━━━ ARTICLE

The National Student Financial Aid Scheme (NSFAS)
is a statutory body, established in terms of
section 3(1)
of the
National Student Financial Aid Scheme Act, 56 of 1999
. NSFAS is also
subject to the
Public Finance Management Act, 1 of 1999
, in terms of
which NSFAS is listed as a Schedule 3A entity mandated for a specific
economic or social responsibility of the Government.
In terms of
section 3(2)
NSFAS is managed, government and administered by the
NSFAS board.
2.
NSFAS was conceptualised as a loan and bursary
scheme in order to address the rising student debt problem in higher
education institutions
and give effect to the Government’s
commitment and duty to redress the inequities of the past. NSFAS
accordingly provides
financial aid to eligible students at public
universities and Technical Vocational Education and Training (TVET)
colleges who meet
the criteria for admission to a further education
and training program or to a higher education program.
3.
The students are from poorer or working-class
families who would otherwise be unable to afford to study. In the
2020 academic year
NSFAS assisted close to 500,000 TVET students and
close to 430,000 university students to obtaining financial aid, and
awarded
R41 billion in loans and bursaries for poor academically
eligible students. This grew to R 47.6bn in 2023 serving a student
population
of 1.1 million.
4.
Section 29(1)(b) of the Constitution provides that
“
everyone has a right to further
education which the state, through reasonable measures, must make
progressively available and accessible
.”
In terms of
section 4
of the
National Student Financial Aid Scheme
Act, 56 of 1999
, NSFAS allocates funds for loans and bursaries to
eligible students.
5.
NSFAS
is funded primarily by the South African National Department of
Higher Education and Training. Since the inception of NSFAS
funds
allocated to it have increased substantially. The December 2017
Presidential pronouncement on Fee Free Higher Education has
led to
the need to redesign and restructure the organisation to enable it to
deal with its existing requirements and, more importantly,
to create
a platform for the future as a full bursary provider.
[1]
6.
Mr O Cook SC assisted by Mr Sive appeared for
eZaga, Mr T Ngcukaitobi SC, assisted by Mr M Sulakazana, appeared for
NSFAS, and Mr
P Mokoena SC assisted by Ms Z Bhero-Manentsa appeared
for the Special Investigating Unit (the SIU). Though their affidavits
had
been struck out, Ndita J, in an earlier ruling, had afforded the
second to fourth respondents the opportunity to address the Court
at
this hearing. Mr J Moorcroft appeared for the third respondent and Mr
J Pammenter, assisted by Ms T Palmer appeared for the
fourth
respondent. I express my gratitude to counsel for their assistance
with the heads of argument and notes which were filed
and their
argument in a matter with heavily disputed issues and complex legal
principles.
The salient facts
7.
The present urgent application arises from a
tender bid advertised on 25 January 2022.
8.
The
salient facts are these. The tender earlier awarded to First National
Bank was cancelled as Mr Nongogo, the then Chief Executive
Officers
of NSFAS gave the instruction that this, the second tender, be
cancelled because the requirement for a bank licence was
non-inclusive.

━━━━━━

• [YOUR TASKS]:
A) According to the NSFAS judgment, under which Act is NSFAS listed as a Schedule 3A entity?
B) Rewrite the NSFAS judgment starting at "colleges who meet" and ending at "of 1.1 million.", and replace "working-class" with "low-income".
C) Write the next part of the NSFAS judgment, picking up after its last sentence.

━━━ DATASET

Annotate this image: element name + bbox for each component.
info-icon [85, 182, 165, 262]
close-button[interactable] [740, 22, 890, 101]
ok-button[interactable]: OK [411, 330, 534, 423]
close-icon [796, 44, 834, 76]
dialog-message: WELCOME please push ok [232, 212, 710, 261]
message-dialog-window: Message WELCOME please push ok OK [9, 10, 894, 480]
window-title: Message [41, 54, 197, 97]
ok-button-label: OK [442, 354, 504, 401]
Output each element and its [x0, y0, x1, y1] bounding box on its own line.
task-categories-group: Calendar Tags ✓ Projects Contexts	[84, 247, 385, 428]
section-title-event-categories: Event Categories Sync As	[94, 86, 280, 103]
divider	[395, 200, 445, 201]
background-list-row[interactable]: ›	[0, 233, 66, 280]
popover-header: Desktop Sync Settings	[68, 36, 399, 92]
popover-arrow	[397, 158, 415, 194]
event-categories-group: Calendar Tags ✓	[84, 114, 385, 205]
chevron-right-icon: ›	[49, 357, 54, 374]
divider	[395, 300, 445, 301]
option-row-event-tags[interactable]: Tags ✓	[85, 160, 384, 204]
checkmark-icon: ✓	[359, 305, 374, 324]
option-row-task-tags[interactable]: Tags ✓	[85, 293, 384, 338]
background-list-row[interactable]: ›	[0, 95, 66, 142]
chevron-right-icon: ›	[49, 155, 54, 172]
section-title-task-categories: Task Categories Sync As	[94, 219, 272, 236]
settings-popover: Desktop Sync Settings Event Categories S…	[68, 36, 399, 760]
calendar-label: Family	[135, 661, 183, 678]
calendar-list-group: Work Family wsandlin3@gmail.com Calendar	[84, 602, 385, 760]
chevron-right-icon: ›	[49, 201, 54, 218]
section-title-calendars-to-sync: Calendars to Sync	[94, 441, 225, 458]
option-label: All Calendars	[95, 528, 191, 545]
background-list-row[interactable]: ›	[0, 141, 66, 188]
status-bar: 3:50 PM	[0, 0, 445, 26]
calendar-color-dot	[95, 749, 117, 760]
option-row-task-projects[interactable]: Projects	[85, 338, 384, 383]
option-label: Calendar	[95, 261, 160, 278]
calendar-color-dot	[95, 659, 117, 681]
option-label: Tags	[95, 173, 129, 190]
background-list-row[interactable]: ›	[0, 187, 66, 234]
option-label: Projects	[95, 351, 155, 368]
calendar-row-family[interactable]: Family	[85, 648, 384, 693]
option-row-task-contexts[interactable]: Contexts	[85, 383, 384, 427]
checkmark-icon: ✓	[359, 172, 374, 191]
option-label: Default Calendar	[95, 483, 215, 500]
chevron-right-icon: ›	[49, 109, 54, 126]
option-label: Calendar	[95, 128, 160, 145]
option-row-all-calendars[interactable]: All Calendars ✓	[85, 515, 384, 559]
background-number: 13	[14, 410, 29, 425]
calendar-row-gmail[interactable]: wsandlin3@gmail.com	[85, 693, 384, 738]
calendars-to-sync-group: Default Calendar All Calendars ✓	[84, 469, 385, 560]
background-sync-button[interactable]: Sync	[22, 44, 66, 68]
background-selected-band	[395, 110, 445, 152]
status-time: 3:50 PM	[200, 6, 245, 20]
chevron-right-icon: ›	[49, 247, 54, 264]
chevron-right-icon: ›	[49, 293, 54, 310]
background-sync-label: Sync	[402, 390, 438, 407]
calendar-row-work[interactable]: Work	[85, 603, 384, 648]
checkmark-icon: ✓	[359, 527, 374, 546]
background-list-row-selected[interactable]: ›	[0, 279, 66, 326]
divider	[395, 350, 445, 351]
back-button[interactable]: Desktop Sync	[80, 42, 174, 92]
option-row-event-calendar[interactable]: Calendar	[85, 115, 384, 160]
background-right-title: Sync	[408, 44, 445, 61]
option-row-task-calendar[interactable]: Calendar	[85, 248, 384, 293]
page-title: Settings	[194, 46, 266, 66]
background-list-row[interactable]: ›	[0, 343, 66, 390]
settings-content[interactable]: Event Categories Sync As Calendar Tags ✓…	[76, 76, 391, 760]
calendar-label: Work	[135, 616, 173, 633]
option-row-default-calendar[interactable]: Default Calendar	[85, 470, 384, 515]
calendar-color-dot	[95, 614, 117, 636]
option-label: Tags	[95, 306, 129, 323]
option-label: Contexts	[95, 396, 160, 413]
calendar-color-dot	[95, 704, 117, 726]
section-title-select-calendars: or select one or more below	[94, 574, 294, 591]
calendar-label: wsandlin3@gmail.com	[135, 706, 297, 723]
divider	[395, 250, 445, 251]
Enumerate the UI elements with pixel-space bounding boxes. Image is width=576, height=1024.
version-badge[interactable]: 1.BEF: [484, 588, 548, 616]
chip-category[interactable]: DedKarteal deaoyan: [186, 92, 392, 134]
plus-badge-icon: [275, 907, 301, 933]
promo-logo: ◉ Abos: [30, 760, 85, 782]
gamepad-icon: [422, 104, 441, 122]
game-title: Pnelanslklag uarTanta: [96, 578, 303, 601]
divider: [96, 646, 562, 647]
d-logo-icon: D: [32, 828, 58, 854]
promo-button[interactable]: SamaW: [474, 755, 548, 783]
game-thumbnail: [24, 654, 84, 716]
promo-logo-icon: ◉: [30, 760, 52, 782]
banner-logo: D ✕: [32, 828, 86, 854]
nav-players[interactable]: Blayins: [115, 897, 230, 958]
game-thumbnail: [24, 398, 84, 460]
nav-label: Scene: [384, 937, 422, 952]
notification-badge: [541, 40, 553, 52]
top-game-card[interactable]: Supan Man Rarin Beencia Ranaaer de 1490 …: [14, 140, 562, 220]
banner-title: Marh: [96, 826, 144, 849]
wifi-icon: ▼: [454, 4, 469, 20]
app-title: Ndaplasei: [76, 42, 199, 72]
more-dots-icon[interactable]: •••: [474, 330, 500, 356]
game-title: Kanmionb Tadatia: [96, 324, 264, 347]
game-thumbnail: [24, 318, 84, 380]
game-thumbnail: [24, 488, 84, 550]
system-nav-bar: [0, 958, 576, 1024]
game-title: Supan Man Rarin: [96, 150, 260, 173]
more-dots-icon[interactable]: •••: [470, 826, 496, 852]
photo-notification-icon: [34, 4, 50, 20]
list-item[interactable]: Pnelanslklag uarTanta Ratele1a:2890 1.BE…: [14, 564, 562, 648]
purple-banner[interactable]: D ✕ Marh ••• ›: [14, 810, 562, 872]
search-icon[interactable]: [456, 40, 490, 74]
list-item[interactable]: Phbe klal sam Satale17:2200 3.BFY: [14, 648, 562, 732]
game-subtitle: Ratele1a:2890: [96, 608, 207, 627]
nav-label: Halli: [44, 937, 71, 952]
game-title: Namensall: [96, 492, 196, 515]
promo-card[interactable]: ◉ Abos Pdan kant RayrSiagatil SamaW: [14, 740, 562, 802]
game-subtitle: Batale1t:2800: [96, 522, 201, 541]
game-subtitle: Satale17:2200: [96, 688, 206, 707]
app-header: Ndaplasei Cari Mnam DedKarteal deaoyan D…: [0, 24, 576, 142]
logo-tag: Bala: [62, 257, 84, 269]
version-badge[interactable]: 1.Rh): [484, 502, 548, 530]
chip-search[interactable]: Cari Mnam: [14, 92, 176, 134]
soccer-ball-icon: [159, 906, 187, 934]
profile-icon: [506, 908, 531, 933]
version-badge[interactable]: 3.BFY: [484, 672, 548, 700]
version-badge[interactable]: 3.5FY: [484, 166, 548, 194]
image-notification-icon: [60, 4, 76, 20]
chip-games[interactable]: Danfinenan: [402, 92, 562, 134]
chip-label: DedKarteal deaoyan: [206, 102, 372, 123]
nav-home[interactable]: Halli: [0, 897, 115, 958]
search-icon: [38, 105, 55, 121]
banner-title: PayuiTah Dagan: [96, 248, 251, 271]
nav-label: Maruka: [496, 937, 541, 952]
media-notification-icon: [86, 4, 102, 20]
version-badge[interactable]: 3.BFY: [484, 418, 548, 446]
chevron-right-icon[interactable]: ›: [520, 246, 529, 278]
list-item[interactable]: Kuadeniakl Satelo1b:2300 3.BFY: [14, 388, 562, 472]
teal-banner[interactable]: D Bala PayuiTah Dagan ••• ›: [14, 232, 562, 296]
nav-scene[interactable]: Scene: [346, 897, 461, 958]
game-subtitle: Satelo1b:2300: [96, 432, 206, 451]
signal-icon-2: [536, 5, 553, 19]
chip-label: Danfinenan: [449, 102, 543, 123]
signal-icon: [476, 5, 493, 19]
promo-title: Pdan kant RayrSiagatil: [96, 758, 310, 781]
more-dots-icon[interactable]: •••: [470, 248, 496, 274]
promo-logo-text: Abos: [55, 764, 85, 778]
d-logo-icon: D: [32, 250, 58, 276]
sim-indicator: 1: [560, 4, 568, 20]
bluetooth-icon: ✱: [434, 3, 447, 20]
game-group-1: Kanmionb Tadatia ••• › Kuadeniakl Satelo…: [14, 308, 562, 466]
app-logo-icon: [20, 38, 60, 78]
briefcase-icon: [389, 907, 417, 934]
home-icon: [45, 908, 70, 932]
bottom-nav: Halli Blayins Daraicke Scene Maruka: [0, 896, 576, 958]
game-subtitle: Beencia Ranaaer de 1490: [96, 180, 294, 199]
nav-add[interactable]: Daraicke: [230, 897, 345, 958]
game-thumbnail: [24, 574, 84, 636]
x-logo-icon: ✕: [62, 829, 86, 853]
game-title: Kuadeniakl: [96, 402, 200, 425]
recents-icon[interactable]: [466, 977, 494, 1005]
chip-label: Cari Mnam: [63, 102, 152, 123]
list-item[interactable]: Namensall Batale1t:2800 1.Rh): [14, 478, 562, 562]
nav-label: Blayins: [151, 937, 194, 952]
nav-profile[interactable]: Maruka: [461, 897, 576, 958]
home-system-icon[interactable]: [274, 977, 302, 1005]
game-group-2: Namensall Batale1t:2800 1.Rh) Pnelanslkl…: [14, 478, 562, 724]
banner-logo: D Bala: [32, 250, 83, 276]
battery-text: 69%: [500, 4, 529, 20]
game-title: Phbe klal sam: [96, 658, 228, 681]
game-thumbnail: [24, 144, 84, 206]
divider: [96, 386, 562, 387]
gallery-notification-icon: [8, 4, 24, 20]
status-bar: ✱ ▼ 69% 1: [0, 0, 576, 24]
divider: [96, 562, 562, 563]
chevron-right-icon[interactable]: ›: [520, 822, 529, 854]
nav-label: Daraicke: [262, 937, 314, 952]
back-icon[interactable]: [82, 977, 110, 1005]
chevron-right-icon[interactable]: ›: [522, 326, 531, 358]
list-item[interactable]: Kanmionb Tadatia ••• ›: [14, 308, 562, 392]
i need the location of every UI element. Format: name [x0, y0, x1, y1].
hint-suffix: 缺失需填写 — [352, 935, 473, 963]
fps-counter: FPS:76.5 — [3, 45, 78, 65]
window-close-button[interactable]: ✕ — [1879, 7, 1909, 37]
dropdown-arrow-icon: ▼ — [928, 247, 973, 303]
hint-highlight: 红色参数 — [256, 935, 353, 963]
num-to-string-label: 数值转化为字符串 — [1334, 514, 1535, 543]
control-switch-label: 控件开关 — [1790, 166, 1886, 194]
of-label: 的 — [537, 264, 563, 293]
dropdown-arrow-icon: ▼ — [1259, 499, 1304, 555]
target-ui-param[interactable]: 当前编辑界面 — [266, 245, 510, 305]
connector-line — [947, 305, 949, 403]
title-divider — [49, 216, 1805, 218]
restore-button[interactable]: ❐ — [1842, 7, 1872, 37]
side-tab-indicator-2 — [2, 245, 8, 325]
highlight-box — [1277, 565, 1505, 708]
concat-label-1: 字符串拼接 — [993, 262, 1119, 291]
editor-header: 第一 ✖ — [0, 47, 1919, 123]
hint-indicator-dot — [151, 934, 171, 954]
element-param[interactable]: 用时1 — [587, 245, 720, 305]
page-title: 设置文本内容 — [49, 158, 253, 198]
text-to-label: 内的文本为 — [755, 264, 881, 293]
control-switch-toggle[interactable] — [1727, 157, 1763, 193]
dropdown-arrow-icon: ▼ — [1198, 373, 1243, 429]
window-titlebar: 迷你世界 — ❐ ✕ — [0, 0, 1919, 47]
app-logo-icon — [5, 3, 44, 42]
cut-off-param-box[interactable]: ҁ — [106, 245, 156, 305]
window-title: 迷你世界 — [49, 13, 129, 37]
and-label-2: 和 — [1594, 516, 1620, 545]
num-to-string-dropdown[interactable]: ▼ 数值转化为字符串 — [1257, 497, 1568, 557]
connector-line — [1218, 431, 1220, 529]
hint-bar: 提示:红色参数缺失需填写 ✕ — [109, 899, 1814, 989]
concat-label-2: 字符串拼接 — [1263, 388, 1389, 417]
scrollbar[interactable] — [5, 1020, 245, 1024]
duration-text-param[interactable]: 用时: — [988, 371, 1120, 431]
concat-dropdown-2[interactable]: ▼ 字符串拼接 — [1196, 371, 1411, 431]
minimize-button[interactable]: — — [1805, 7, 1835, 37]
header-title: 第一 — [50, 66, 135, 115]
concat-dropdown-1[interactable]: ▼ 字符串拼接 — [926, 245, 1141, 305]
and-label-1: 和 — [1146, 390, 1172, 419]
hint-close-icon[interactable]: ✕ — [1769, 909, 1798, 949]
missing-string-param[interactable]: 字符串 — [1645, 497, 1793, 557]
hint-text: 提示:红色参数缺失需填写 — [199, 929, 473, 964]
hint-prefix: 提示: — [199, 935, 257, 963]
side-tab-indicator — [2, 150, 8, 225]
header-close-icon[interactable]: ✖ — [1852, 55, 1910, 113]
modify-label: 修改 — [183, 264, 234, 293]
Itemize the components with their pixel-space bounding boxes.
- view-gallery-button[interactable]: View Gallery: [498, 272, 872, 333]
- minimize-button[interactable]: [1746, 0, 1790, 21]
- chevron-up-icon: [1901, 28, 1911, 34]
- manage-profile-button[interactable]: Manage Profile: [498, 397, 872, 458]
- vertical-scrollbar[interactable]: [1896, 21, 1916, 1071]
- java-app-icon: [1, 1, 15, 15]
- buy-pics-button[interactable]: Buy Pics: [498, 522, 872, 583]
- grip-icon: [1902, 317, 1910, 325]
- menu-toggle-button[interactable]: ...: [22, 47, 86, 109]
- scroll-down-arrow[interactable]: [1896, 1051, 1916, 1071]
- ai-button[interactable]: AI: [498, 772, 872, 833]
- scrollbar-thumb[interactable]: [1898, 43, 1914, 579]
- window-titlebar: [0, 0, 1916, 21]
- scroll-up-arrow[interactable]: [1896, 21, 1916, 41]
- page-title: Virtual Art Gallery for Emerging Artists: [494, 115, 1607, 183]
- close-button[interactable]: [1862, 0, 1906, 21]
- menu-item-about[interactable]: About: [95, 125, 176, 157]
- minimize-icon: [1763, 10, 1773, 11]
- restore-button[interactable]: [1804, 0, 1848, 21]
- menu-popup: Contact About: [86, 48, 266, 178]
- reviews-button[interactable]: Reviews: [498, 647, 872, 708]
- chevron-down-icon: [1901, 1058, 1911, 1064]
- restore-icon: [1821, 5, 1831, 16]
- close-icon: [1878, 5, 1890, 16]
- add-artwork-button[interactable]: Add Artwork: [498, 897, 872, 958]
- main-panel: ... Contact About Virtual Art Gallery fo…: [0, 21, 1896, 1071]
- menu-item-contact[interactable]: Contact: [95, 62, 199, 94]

━━━━━━

• [PER-TASK ANSWERS]:
A) The Public Finance Management Act, 1 of 1999.

B)
colleges who meet
the criteria for admission to a further education
and training program or to a higher education program.
3.
The students are from poorer or low-income
families who would otherwise be unable to afford to study. In the
2020 academic year
NSFAS assisted close to 500,000 TVET students and
close to 430,000 university students to obtaining financial aid, and
awarded
R41 billion in loans and bursaries for poor academically
eligible students. This grew to R 47.6bn in 2023 serving a student
population
of 1.1 million.

C)
[2]
Publicly it
was recorded that the requirement for the service fell away.
9.
A third tender bid for a “
direct
payment solution
“
was advertised
on 25 January 2022. The Request for Proposal invited bid proposals
for the direct disbursement of allowances into
bank accounts of NSFAS
funded students for a period of 5 years.
10.
Eighteen bids were submitted of which four were
successful.
11.
The tender was awarded to the four successful
bidders, eZaga Holdings (Pty) Ltd, Coinvest Africa (Pty) Ltd, Norraco
Corporation
(Pty) Ltd and Tenet Technology (Pty) Ltd, on 15 June
2022. They are so-called fin-tech companies. The four successful
bidders are
respectively the applicant, and the second to fourth
respondents in the present application. They were advised that they
were to
meet for negotiation on prices and value-added services.
These price negotiations took place on 23 June 2022.
12.
Subsequently, on 12 July 2022, they concluded
service level agreements with NSFAS.
13.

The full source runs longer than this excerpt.